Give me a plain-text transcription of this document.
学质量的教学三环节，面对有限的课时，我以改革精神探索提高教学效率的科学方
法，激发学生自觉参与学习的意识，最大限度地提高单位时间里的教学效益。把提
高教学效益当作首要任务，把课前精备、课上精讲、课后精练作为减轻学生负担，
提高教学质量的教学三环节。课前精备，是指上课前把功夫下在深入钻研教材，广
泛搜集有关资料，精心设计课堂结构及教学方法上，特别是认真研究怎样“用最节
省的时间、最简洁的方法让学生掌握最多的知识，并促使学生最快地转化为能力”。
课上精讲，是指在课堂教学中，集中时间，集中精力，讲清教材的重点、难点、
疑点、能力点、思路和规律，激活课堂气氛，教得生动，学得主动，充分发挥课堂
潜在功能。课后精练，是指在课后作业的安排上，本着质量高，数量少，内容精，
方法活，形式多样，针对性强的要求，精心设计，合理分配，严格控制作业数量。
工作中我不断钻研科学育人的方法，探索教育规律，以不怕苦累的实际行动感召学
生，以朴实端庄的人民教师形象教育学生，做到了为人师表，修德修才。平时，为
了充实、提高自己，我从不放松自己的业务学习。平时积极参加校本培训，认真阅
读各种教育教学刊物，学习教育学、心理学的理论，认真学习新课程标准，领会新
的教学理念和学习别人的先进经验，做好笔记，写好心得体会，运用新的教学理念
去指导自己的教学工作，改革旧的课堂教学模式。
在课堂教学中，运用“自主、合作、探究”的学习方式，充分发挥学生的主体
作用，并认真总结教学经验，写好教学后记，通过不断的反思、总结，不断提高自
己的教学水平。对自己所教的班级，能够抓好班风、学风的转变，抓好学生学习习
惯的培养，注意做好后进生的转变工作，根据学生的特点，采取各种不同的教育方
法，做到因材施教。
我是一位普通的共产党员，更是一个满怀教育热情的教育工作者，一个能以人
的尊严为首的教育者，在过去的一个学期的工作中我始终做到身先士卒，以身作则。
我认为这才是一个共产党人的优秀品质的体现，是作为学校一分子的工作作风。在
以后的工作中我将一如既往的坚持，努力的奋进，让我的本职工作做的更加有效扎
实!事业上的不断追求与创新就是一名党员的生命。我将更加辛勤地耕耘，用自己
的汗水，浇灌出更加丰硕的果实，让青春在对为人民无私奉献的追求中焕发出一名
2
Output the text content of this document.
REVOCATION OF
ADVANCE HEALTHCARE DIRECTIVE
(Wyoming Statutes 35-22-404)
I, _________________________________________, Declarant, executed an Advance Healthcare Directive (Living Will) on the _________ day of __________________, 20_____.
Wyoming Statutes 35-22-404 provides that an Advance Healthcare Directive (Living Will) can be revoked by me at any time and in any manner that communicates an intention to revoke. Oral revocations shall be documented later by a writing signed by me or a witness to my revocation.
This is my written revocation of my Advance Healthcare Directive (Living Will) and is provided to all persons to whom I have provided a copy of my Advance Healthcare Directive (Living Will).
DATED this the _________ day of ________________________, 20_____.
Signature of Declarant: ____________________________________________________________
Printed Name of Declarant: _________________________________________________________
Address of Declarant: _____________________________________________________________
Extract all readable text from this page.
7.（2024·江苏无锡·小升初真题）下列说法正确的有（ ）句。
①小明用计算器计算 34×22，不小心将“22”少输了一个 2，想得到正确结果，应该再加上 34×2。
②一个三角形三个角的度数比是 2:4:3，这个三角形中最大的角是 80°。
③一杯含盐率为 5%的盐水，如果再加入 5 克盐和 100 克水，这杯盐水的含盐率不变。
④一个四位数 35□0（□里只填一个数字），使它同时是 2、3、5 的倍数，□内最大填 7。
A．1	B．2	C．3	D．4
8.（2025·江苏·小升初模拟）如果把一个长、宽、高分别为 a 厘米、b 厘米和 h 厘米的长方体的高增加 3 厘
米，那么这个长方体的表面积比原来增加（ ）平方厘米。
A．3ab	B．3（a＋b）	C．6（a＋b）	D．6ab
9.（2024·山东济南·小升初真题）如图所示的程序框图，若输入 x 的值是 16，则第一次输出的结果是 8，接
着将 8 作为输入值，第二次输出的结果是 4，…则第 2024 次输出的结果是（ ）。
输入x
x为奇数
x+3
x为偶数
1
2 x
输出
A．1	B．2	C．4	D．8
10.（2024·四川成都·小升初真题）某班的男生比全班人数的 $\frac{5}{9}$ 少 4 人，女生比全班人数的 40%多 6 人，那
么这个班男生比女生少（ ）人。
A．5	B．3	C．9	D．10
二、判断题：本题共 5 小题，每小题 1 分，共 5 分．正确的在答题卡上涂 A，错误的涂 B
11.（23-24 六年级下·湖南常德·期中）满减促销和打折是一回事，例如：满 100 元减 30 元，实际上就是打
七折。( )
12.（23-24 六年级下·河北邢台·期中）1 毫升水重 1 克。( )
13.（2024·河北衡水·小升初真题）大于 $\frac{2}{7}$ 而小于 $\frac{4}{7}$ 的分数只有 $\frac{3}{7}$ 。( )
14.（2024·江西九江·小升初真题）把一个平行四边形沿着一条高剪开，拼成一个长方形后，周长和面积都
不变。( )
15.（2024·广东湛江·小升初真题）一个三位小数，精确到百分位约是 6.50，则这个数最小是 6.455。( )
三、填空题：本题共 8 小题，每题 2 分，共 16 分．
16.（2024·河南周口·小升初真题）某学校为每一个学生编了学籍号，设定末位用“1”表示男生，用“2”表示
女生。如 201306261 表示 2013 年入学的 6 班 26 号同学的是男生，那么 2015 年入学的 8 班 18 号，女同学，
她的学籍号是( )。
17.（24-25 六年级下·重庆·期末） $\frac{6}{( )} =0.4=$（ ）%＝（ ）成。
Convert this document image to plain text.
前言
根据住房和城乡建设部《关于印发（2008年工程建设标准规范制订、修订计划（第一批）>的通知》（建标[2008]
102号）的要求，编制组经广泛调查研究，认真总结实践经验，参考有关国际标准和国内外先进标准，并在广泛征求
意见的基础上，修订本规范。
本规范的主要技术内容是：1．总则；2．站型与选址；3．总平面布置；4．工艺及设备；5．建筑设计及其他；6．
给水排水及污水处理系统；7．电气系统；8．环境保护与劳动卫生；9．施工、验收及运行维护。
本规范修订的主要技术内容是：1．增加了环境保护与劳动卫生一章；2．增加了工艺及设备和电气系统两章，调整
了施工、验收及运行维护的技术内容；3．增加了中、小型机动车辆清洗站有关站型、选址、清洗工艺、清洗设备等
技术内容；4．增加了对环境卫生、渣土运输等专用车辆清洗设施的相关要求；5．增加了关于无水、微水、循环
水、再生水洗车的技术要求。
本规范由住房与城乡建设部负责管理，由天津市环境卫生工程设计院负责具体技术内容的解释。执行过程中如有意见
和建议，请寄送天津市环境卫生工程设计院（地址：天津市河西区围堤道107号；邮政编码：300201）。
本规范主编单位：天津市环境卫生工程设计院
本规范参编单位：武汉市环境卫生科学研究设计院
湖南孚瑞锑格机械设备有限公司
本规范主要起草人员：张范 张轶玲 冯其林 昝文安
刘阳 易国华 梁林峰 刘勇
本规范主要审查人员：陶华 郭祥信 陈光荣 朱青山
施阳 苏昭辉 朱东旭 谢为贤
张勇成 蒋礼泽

^^^^^^^^^^^^^^^^

Exercise details → Copy out exactly the lines from the line with "Convert this document image to plain text." to the end of the listing, including both of those lines, and give nothing else.

Result of this task →
Convert this document image to plain text.
前言
根据住房和城乡建设部《关于印发（2008年工程建设标准规范制订、修订计划（第一批）>的通知》（建标[2008]
102号）的要求，编制组经广泛调查研究，认真总结实践经验，参考有关国际标准和国内外先进标准，并在广泛征求
意见的基础上，修订本规范。
本规范的主要技术内容是：1．总则；2．站型与选址；3．总平面布置；4．工艺及设备；5．建筑设计及其他；6．
给水排水及污水处理系统；7．电气系统；8．环境保护与劳动卫生；9．施工、验收及运行维护。
本规范修订的主要技术内容是：1．增加了环境保护与劳动卫生一章；2．增加了工艺及设备和电气系统两章，调整
了施工、验收及运行维护的技术内容；3．增加了中、小型机动车辆清洗站有关站型、选址、清洗工艺、清洗设备等
技术内容；4．增加了对环境卫生、渣土运输等专用车辆清洗设施的相关要求；5．增加了关于无水、微水、循环
水、再生水洗车的技术要求。
本规范由住房与城乡建设部负责管理，由天津市环境卫生工程设计院负责具体技术内容的解释。执行过程中如有意见
和建议，请寄送天津市环境卫生工程设计院（地址：天津市河西区围堤道107号；邮政编码：300201）。
本规范主编单位：天津市环境卫生工程设计院
本规范参编单位：武汉市环境卫生科学研究设计院
湖南孚瑞锑格机械设备有限公司
本规范主要起草人员：张范 张轶玲 冯其林 昝文安
刘阳 易国华 梁林峰 刘勇
本规范主要审查人员：陶华 郭祥信 陈光荣 朱青山
施阳 苏昭辉 朱东旭 谢为贤
张勇成 蒋礼泽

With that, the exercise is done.